## What you have to do
Show all lines holding the string "title".

## Supplied data

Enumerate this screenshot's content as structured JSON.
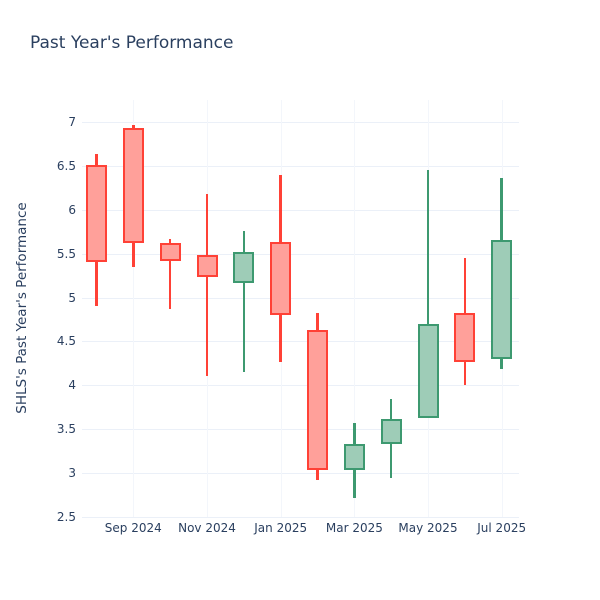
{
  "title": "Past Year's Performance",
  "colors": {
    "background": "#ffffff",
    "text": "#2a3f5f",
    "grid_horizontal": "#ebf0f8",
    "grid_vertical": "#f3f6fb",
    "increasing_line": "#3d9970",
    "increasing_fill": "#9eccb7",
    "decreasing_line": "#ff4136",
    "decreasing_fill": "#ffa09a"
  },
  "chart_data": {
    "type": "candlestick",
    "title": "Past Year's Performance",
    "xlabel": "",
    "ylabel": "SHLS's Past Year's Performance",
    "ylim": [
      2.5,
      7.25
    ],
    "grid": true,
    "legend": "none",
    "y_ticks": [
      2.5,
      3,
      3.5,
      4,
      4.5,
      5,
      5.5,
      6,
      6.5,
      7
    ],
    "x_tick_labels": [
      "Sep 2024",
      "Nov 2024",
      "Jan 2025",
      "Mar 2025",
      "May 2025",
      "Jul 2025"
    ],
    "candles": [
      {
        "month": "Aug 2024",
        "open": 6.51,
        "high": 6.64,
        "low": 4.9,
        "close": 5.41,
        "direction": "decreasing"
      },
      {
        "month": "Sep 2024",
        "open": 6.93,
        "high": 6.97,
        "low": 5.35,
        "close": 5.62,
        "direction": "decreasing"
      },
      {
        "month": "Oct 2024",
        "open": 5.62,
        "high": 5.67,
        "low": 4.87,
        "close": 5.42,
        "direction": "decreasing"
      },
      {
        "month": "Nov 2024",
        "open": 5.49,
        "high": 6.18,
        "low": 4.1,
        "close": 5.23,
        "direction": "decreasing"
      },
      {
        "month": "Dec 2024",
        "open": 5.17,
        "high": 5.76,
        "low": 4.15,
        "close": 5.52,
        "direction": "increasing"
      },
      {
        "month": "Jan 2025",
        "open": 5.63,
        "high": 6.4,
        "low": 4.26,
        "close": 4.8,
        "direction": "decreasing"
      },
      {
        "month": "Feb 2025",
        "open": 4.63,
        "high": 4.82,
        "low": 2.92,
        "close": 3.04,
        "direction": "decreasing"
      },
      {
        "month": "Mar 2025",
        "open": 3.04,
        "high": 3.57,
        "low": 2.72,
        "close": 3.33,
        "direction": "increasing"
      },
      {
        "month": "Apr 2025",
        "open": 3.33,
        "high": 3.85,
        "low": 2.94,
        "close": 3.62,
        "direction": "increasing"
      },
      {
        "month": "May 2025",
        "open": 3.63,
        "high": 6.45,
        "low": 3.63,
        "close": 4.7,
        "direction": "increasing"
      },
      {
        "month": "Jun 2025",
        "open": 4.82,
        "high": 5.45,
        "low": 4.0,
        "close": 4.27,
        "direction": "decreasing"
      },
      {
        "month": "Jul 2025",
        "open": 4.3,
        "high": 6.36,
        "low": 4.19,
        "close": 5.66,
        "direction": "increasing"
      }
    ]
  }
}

--

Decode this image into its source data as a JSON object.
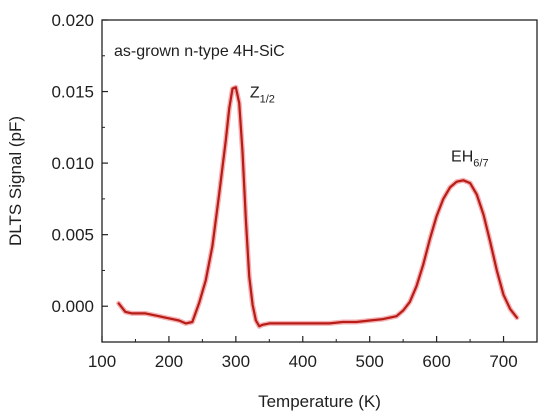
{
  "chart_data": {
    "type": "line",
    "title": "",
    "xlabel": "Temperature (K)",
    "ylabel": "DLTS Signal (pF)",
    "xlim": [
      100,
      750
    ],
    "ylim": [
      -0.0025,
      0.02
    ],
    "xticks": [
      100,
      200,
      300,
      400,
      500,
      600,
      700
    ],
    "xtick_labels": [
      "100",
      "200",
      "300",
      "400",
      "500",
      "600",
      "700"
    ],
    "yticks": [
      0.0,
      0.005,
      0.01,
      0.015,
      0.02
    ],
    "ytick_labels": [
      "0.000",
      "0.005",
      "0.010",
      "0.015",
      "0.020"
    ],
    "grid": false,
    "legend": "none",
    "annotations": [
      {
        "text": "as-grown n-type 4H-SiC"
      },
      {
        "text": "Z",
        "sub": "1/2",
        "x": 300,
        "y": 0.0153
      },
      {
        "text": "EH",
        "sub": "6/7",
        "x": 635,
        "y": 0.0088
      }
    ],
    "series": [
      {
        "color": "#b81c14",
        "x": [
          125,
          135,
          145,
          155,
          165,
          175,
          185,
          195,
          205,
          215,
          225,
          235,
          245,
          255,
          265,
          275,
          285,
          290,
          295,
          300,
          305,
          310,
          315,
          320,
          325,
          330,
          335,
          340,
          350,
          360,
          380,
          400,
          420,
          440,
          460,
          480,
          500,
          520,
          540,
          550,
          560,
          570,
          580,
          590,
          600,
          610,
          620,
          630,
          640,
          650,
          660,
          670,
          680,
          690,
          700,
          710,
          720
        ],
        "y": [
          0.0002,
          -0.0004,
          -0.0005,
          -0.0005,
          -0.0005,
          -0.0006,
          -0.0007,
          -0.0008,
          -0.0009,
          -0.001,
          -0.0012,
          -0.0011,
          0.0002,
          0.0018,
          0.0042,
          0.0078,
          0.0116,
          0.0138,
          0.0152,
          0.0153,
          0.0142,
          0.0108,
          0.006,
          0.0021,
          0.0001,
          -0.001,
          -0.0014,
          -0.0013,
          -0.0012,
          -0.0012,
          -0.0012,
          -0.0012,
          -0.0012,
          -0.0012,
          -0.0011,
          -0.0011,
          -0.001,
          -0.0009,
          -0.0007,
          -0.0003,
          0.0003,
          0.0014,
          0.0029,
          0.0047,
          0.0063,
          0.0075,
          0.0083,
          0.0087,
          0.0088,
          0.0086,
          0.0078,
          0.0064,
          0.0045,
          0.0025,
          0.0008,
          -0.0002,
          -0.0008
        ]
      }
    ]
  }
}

## Correct result
  "title": "Past Year's Performance",
    "title": "Past Year's Performance",
    "title": "",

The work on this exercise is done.